* Task statement *
Pick out all lines with the word "bookmark" from the records that follow.

[Collected data entries]
[START]

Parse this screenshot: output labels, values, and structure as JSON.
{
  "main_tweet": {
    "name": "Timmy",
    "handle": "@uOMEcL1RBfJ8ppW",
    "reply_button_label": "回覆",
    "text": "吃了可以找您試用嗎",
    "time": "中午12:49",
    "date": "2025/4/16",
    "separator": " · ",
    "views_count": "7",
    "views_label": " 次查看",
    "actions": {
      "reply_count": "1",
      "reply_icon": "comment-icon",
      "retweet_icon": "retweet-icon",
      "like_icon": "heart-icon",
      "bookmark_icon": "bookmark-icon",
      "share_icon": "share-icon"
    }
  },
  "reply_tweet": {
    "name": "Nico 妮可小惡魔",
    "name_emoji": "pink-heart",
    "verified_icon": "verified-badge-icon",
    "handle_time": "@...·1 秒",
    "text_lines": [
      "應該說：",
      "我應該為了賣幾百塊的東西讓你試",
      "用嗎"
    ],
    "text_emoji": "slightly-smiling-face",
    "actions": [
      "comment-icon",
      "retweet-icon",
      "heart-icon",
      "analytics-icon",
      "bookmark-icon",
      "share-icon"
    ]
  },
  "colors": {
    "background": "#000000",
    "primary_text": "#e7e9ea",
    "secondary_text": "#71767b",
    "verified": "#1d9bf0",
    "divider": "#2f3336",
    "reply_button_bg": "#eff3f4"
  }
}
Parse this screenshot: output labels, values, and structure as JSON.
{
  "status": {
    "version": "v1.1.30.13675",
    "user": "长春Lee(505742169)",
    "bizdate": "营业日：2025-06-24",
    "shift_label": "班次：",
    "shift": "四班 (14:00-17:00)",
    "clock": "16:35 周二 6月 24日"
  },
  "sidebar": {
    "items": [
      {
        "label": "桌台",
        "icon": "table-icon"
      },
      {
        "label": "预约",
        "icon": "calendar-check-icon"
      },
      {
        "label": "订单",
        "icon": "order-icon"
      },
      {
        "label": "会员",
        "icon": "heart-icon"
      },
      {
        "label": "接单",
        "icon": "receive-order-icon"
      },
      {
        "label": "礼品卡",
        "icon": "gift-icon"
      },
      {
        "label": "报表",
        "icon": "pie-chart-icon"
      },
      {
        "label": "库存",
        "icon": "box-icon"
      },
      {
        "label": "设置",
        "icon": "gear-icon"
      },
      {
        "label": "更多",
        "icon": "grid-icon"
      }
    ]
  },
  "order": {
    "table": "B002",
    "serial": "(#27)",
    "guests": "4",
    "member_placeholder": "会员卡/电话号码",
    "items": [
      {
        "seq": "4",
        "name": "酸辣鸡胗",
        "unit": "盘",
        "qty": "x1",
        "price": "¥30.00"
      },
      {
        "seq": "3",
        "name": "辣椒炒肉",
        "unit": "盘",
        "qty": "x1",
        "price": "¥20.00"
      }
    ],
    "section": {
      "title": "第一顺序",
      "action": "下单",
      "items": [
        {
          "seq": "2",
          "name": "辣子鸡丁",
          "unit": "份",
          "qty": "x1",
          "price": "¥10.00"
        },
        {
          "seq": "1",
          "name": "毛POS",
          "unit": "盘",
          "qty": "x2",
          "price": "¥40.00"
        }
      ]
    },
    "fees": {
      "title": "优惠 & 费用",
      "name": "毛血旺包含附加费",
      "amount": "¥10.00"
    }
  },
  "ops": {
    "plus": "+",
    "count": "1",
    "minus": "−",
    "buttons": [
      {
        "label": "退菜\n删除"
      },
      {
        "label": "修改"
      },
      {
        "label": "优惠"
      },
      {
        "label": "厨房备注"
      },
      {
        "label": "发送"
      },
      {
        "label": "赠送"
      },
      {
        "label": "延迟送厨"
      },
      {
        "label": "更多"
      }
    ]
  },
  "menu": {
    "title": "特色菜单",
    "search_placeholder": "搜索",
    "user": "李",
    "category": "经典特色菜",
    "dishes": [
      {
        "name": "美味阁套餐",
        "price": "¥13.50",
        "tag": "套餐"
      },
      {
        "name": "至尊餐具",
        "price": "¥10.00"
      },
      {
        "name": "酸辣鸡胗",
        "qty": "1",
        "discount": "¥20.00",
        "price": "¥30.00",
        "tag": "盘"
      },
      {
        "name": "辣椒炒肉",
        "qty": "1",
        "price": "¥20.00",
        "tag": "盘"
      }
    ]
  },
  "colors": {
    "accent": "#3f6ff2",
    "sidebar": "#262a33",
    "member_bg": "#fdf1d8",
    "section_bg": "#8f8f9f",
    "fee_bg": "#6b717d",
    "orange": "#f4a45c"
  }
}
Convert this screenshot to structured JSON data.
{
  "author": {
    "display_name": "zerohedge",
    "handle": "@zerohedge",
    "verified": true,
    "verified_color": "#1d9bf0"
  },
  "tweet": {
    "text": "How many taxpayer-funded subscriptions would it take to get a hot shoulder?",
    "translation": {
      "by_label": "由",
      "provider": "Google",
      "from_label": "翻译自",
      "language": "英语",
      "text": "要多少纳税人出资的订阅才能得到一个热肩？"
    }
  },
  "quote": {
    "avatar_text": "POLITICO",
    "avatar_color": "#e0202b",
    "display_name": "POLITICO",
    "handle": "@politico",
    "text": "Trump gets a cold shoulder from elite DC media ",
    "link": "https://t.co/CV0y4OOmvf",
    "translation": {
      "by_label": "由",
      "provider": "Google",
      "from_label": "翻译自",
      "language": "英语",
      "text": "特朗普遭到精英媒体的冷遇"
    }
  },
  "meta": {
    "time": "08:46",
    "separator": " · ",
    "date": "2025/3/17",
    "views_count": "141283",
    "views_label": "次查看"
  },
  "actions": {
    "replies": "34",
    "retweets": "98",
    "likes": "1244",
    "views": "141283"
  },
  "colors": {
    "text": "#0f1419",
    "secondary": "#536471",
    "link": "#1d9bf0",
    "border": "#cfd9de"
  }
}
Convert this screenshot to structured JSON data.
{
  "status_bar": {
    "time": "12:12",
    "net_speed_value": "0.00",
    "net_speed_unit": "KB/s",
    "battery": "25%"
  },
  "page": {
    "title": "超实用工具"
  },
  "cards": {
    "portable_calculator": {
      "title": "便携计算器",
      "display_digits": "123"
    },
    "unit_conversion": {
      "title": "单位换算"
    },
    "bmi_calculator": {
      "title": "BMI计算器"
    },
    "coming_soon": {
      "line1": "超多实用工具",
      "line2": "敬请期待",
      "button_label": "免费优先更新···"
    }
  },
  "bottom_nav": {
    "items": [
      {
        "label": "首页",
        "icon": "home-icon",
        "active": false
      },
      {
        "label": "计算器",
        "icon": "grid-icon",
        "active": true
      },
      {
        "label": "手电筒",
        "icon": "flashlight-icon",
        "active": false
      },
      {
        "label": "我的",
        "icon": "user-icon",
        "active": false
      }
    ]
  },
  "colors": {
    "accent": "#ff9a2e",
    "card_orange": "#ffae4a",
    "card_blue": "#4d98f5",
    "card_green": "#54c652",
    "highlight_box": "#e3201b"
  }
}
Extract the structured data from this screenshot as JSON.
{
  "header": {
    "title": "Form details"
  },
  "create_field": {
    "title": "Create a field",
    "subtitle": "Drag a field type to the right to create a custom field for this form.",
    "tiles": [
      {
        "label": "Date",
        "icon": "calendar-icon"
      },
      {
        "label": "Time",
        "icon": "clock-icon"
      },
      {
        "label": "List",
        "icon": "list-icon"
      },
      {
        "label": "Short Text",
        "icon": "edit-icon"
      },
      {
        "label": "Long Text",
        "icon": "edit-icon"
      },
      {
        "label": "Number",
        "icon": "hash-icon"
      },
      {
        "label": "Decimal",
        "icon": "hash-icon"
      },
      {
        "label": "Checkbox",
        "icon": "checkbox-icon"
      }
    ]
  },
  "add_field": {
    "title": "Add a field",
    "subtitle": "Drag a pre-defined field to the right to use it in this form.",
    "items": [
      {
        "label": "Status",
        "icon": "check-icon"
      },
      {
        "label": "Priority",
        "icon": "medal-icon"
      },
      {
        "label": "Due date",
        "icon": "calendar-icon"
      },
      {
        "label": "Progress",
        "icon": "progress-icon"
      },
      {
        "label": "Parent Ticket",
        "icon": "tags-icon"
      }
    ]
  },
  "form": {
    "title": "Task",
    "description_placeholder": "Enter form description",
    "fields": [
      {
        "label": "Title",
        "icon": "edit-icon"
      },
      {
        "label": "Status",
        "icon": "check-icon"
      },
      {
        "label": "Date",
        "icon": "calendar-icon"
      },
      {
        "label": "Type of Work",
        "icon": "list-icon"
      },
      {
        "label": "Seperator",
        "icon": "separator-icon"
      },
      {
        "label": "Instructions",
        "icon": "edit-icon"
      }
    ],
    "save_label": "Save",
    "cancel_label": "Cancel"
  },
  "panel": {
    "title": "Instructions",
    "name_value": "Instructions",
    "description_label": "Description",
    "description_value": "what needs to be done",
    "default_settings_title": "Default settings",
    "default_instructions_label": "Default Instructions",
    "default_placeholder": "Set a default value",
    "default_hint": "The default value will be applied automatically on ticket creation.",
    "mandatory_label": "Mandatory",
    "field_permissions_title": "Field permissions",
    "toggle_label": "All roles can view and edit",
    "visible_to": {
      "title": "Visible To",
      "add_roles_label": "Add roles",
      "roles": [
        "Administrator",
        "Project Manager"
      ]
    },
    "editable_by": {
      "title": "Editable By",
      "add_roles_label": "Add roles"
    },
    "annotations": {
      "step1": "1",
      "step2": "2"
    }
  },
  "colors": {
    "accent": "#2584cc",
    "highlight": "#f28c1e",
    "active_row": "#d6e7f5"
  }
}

[END]

* Task answer *
      "bookmark_icon": "bookmark-icon",
      "bookmark-icon",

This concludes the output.